**What the task asks**
Whenever a line contains the string "안양춤축제", copy it out of the entries.

**Data entries**
┌──

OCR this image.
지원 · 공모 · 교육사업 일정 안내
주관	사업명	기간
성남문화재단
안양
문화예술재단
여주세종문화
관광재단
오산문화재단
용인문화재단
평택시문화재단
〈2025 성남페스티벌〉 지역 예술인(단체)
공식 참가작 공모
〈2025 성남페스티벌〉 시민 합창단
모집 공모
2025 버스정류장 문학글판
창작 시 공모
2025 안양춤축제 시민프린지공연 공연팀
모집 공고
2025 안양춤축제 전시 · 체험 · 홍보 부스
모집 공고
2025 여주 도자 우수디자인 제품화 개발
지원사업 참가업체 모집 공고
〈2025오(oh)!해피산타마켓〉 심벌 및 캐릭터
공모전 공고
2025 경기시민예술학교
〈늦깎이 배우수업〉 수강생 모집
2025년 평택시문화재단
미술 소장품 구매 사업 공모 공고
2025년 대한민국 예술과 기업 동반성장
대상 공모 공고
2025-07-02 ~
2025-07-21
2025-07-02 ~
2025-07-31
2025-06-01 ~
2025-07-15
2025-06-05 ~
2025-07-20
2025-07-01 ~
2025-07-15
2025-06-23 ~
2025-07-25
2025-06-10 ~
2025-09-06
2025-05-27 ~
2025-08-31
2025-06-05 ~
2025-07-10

└──

**Response to this exercise**
2025 안양춤축제 시민프린지공연 공연팀
2025 안양춤축제 전시 · 체험 · 홍보 부스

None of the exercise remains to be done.